After an opinion from Pirí Lugones about my security in the future, I started thinking honestly about my work. It seems that, at some point, I said to Rodolfo Walsh, “In ten years I will be the best Argentine writer.” Careful, then, because it’s too easy for me to assume the success of what I’m trying to do. We’ll see what I think about these chaotically written lines after a while.
Thursday 7
The outbursts begin, the fury. Rodolfo Walsh reminding me, too precisely, about my prophecy (forgotten by me) that I will become the best Argentine writer in ten years. Esteban Peicovich goes ahead and says I am “the best Argentine short-story writer.” My book has come out in Havana and has been confirmed as the best book in the competition. Álvarez has decided to publish ten thousand copies of La invasión and is talking about my book to everyone.
I propose Miguel Briante’s book Hombre en la orilla at the Lautaro publishing house.
Romberg, B. Studies in the Narrative Technique of the First-Person Novel.
Monday, September 4
Last night, in the building with the golden dome on Carlos Pellegrini, on the other side of Rivadavia, after ascending a spiral staircase that rises from the street, an event organized by Álvarez and Pirí Lugones to honor García Márquez. Many people, many friends, Tata Cedrón sang some tangos, lots of whiskey, very little space. In one of my circuits around the apartment, I found myself face to face with García Márquez. Rodolfo Walsh introduced me to him, playing the competitive game, à la Hemingway, and announced me like a national boxing prodigy, as though I were a welterweight with great promise and a secret mission to defeat the champions in the category, García Márquez and Walsh himself among them. A friendly and “male” way of demonstrating the ruthless competition that defines the world of literature. I suspect that is also García Márquez’s style. The fact is that, after his sporting preamble, we found ourselves talking about the results of the Primera Plana-Sudamericana novel competition, in which the Colombian had been a judge. They gave the award to El oscuro by Daniel Moyano, but García Márquez said he had gone back and forth a great deal because he liked El hacedor de silencio by Antonio di Benedetto, but hadn’t given it the award because it was a nouvelle and not a novel. But that doesn’t make sense, I said, more or less, Pedro Páramo or, if you’ll allow me, No One Writes to the Colonel wouldn’t have been considered in a novel competition either, to everyone’s embarrassment. The conversation grew interesting because we started to distinguish between short forms, medium-length stories, and novels. García Márquez entered the discussion eagerly; he knows the methods and techniques of narrative well, and for a while the conversation focused exclusively on literary form and we set aside Latin American demagoguery, the subjects that are specific to this region of the world, and we spoke about styles and methods of storytelling and made a rapid catalog of the great medium-length writers, like Kafka, Hemingway, and Chekhov, and of the problems with the excess of words needed to write a novel. A conversation about literature between writers is something unusual for us these days, so I was very interested in our discussion. Walsh also suspects that the novel is a form without control. (As for García Márquez’s novel, Borges, who is always abreast of everything, apparently said to Enrique Pezzoni, “It is good, but there are fifty years too many.”)

Given instruction 1
Identify every line of the entries that holds the string "axis".
The diary excerpt and the entries come from unrelated sources.

Supplied information
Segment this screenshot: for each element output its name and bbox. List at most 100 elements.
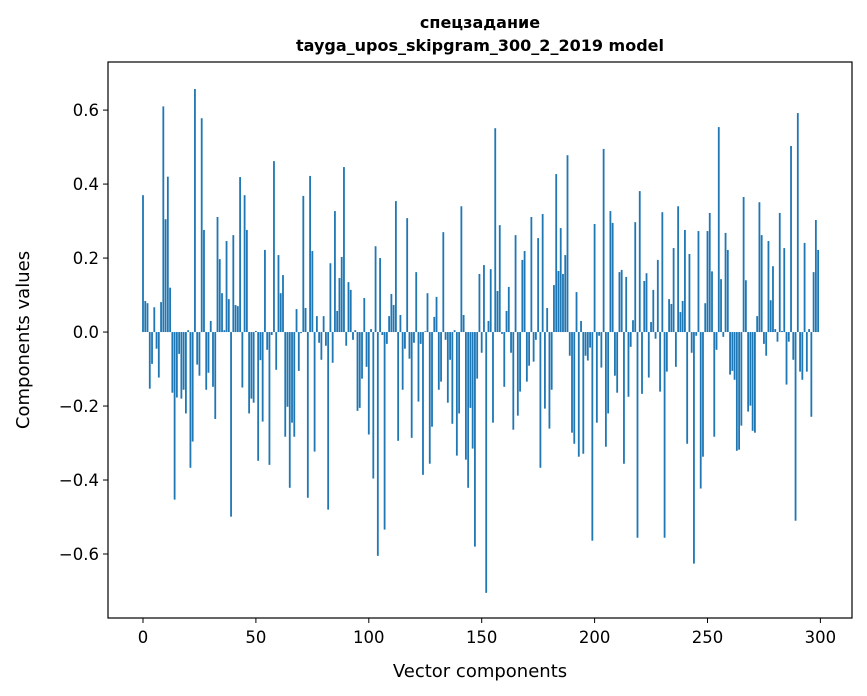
- bar: [537, 238, 540, 333]
- bar: [340, 256, 343, 333]
- x-tick-label: 100: [353, 628, 385, 647]
- bar: [189, 332, 192, 468]
- bar: [293, 332, 296, 437]
- bar: [629, 332, 632, 347]
- bar: [408, 332, 411, 359]
- bar: [207, 332, 210, 373]
- bar: [702, 332, 704, 457]
- x-tick-label: 250: [692, 628, 724, 647]
- bar: [320, 332, 323, 360]
- bar: [803, 242, 806, 333]
- bar: [404, 332, 406, 349]
- bar: [155, 332, 158, 349]
- bar: [555, 174, 558, 333]
- y-axis-ticks: −0.6 −0.4 −0.2 0.0 0.2 0.4 0.6: [59, 101, 108, 564]
- bar: [442, 232, 445, 333]
- bar: [417, 332, 420, 402]
- bar: [751, 332, 754, 431]
- bar: [744, 280, 747, 333]
- bar: [562, 273, 564, 333]
- bar: [729, 332, 731, 375]
- bar: [419, 332, 422, 344]
- bar: [693, 332, 695, 564]
- bar: [264, 249, 266, 333]
- bar: [754, 332, 756, 433]
- bar: [209, 320, 212, 333]
- bar: [198, 332, 201, 376]
- chart-subtitle: tayga_upos_skipgram_300_2_2019 model: [296, 36, 664, 55]
- bar: [385, 332, 388, 344]
- x-tick-label: 200: [579, 628, 611, 647]
- bar: [282, 275, 284, 333]
- bar: [763, 332, 765, 344]
- y-tick-label: 0.0: [73, 323, 99, 342]
- bar: [381, 332, 384, 336]
- bar: [625, 276, 628, 333]
- bar: [532, 332, 535, 362]
- bar: [695, 332, 698, 336]
- bar: [720, 279, 722, 333]
- bar: [376, 332, 379, 556]
- x-axis-ticks: 0 50 100 150 200 250 300: [138, 618, 836, 647]
- bar: [733, 332, 736, 380]
- plot-frame: [107, 61, 853, 619]
- bar: [817, 249, 820, 333]
- bar: [652, 289, 655, 333]
- bar: [144, 300, 147, 333]
- bar: [582, 332, 585, 454]
- bar: [379, 258, 381, 333]
- bar: [467, 332, 470, 488]
- bar: [329, 263, 332, 333]
- bar: [428, 332, 431, 464]
- bar: [331, 332, 334, 363]
- bar: [494, 128, 497, 333]
- bar: [715, 332, 718, 350]
- bar: [142, 195, 144, 333]
- bar: [474, 332, 476, 547]
- bar: [665, 332, 668, 372]
- bar: [424, 331, 427, 333]
- bar: [399, 315, 402, 333]
- bar: [656, 259, 659, 333]
- bar: [356, 332, 359, 411]
- bar: [200, 118, 203, 333]
- bar: [175, 332, 178, 398]
- x-tick-label: 50: [245, 628, 266, 647]
- bar: [309, 175, 311, 333]
- bar: [483, 265, 485, 333]
- bar: [546, 308, 549, 333]
- bar: [437, 332, 440, 390]
- bar: [503, 332, 506, 387]
- bar: [580, 320, 582, 333]
- bar: [286, 332, 289, 407]
- bar: [519, 332, 521, 392]
- bar: [146, 303, 149, 333]
- y-tick-label: −0.2: [59, 397, 99, 416]
- bar: [338, 278, 341, 333]
- bar: [225, 241, 228, 333]
- bar: [361, 332, 363, 379]
- bar: [541, 214, 544, 333]
- bar: [765, 332, 768, 356]
- bar: [212, 332, 214, 387]
- bar: [462, 315, 465, 333]
- bar: [713, 332, 716, 437]
- bar: [446, 332, 449, 403]
- bar: [677, 206, 680, 333]
- bar: [812, 272, 815, 333]
- bar: [363, 298, 366, 333]
- bar: [641, 332, 643, 394]
- bar: [390, 293, 393, 333]
- bar: [776, 332, 779, 342]
- bar: [810, 332, 813, 417]
- bar: [801, 332, 804, 380]
- bar: [548, 332, 551, 429]
- bar: [564, 255, 567, 333]
- bar: [270, 332, 273, 336]
- bar: [498, 225, 501, 333]
- bar: [602, 148, 605, 333]
- bar: [684, 229, 686, 333]
- bar: [453, 330, 456, 333]
- y-tick-label: 0.4: [73, 175, 99, 194]
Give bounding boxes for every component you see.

Given instruction 2
Restate word for word the part of the diary excerpt that opens with the words "After an opinion" and closes with "after a while.".

Complete output 1
- y-axis-ticks: −0.6 −0.4 −0.2 0.0 0.2 0.4 0.6: [59, 101, 108, 564]
- x-axis-ticks: 0 50 100 150 200 250 300: [138, 618, 836, 647]

Complete output 2
After an opinion from Pirí Lugones about my security in the future, I started thinking honestly about my work. It seems that, at some point, I said to Rodolfo Walsh, “In ten years I will be the best Argentine writer.” Careful, then, because it’s too easy for me to assume the success of what I’m trying to do. We’ll see what I think about these chaotically written lines after a while.